Records about charts and figures:
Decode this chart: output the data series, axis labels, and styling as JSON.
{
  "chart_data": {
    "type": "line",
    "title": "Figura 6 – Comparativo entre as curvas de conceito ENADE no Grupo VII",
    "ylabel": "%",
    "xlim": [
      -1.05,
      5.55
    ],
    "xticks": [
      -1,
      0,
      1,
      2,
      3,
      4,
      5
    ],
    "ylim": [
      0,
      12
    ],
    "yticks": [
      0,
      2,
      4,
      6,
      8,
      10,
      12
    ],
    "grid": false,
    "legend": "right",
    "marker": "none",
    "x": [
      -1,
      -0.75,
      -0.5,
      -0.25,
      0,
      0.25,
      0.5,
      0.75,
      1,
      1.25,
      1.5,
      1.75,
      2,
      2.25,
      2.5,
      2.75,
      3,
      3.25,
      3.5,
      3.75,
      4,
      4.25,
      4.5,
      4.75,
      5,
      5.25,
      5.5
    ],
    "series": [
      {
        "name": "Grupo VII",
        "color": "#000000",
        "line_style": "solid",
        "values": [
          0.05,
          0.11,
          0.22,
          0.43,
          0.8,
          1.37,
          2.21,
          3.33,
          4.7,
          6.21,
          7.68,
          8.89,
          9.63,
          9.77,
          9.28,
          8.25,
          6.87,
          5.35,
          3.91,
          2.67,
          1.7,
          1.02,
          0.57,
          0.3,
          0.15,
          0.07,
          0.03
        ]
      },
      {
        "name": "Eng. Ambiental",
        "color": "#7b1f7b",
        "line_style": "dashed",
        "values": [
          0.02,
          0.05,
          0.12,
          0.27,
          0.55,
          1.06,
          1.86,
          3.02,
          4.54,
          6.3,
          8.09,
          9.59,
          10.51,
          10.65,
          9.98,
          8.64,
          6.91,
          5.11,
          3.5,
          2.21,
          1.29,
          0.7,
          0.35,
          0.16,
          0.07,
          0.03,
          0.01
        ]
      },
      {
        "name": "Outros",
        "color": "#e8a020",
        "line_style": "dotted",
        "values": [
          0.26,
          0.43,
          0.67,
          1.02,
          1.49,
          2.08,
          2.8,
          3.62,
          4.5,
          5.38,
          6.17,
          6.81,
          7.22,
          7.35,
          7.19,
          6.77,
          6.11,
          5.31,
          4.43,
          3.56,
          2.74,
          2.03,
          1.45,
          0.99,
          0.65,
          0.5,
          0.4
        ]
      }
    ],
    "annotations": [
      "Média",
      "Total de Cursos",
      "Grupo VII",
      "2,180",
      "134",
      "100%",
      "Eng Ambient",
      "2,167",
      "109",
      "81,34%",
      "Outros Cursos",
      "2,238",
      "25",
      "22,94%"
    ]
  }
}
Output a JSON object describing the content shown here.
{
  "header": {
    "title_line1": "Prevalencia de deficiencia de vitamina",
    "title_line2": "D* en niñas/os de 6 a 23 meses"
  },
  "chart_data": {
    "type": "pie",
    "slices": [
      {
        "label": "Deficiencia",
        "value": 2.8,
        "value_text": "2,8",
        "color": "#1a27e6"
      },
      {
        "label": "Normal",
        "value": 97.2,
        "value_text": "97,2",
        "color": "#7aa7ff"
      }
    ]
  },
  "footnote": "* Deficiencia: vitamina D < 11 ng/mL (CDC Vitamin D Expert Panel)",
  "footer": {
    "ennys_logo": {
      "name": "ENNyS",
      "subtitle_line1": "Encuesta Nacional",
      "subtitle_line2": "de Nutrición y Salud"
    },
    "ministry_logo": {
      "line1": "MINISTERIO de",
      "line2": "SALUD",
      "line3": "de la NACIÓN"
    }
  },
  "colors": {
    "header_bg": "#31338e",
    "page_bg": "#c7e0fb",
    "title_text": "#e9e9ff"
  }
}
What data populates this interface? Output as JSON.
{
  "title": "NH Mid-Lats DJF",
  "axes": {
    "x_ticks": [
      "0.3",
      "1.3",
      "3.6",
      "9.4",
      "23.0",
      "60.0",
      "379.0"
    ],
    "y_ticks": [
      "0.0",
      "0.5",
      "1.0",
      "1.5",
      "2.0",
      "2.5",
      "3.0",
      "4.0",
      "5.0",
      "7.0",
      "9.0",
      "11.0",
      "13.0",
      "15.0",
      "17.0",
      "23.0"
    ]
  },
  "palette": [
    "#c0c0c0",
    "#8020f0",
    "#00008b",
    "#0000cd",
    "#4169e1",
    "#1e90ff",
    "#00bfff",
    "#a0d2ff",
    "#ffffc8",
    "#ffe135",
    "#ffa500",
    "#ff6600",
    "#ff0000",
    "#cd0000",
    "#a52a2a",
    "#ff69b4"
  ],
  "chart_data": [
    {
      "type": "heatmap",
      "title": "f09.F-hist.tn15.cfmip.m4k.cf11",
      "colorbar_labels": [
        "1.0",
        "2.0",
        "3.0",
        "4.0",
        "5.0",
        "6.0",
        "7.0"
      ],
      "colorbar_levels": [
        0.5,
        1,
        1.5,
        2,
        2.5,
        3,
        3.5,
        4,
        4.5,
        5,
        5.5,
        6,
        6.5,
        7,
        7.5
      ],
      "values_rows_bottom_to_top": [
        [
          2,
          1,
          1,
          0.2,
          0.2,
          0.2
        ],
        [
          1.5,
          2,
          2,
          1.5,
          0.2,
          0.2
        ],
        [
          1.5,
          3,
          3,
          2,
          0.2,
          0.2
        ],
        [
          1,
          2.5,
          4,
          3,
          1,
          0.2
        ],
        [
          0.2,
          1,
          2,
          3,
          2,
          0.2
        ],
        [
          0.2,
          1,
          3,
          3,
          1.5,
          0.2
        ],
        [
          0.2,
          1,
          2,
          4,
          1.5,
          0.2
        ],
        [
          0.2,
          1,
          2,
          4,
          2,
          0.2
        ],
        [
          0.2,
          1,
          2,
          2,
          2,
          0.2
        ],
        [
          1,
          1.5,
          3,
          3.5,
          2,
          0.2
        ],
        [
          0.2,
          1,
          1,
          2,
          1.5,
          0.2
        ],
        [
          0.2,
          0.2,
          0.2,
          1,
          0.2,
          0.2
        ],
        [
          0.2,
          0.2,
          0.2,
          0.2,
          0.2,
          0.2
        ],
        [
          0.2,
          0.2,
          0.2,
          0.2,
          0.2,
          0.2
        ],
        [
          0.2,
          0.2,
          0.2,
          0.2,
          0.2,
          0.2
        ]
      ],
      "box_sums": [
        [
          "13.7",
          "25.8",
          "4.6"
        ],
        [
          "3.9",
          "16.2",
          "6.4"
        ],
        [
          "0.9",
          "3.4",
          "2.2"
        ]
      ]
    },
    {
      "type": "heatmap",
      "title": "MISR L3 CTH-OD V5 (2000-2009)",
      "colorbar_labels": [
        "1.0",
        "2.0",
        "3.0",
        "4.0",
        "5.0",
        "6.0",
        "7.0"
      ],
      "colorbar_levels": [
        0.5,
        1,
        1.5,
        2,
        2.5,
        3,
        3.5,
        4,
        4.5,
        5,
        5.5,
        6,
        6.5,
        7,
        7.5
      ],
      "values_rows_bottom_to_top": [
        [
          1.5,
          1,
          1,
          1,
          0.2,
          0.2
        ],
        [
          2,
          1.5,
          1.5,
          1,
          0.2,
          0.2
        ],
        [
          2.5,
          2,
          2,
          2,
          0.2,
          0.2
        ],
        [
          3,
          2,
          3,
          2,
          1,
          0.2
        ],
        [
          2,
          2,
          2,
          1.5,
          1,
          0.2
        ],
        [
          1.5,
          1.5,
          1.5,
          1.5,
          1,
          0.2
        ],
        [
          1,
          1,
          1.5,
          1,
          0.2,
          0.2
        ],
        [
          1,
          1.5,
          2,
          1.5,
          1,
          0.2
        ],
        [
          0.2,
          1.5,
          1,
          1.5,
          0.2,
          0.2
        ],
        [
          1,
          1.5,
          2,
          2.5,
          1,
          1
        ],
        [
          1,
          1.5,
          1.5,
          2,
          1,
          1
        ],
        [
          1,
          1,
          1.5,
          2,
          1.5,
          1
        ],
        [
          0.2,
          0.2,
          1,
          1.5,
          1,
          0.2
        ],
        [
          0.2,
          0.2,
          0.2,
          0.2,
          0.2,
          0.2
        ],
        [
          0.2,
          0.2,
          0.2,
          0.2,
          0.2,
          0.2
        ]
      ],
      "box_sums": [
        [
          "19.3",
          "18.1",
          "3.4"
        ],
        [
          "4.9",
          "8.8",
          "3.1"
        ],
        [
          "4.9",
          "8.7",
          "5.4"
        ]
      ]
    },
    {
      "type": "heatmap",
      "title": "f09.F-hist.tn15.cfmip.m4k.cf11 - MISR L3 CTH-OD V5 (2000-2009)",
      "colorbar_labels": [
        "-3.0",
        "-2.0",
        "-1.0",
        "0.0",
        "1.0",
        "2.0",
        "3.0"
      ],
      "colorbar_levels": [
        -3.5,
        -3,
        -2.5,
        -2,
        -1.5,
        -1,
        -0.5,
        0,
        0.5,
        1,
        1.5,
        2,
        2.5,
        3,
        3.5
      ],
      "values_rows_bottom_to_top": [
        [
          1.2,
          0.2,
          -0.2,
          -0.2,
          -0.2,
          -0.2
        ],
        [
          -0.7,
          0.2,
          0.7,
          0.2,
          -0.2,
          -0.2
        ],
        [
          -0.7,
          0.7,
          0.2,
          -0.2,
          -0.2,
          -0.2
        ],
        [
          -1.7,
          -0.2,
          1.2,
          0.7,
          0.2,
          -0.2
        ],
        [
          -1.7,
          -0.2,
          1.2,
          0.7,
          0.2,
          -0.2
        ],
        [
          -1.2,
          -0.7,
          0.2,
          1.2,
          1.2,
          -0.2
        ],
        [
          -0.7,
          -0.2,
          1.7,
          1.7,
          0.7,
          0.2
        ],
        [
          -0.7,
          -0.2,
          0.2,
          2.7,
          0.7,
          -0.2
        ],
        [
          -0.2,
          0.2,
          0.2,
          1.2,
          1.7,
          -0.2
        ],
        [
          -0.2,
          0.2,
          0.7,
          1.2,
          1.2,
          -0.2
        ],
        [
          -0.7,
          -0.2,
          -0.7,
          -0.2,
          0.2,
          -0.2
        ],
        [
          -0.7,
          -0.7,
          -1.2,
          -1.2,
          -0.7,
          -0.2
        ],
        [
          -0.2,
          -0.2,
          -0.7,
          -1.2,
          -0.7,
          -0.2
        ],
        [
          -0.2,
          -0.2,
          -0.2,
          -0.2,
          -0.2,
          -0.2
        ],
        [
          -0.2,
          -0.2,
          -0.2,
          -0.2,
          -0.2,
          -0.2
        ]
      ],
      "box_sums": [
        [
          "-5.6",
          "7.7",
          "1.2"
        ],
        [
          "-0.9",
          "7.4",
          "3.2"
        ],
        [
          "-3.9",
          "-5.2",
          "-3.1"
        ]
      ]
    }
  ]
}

◆ Exercise: Look through the entries above and list every line containing "hist".

◆ Task answer:
      "title": "f09.F-hist.tn15.cfmip.m4k.cf11",
      "title": "f09.F-hist.tn15.cfmip.m4k.cf11 - MISR L3 CTH-OD V5 (2000-2009)",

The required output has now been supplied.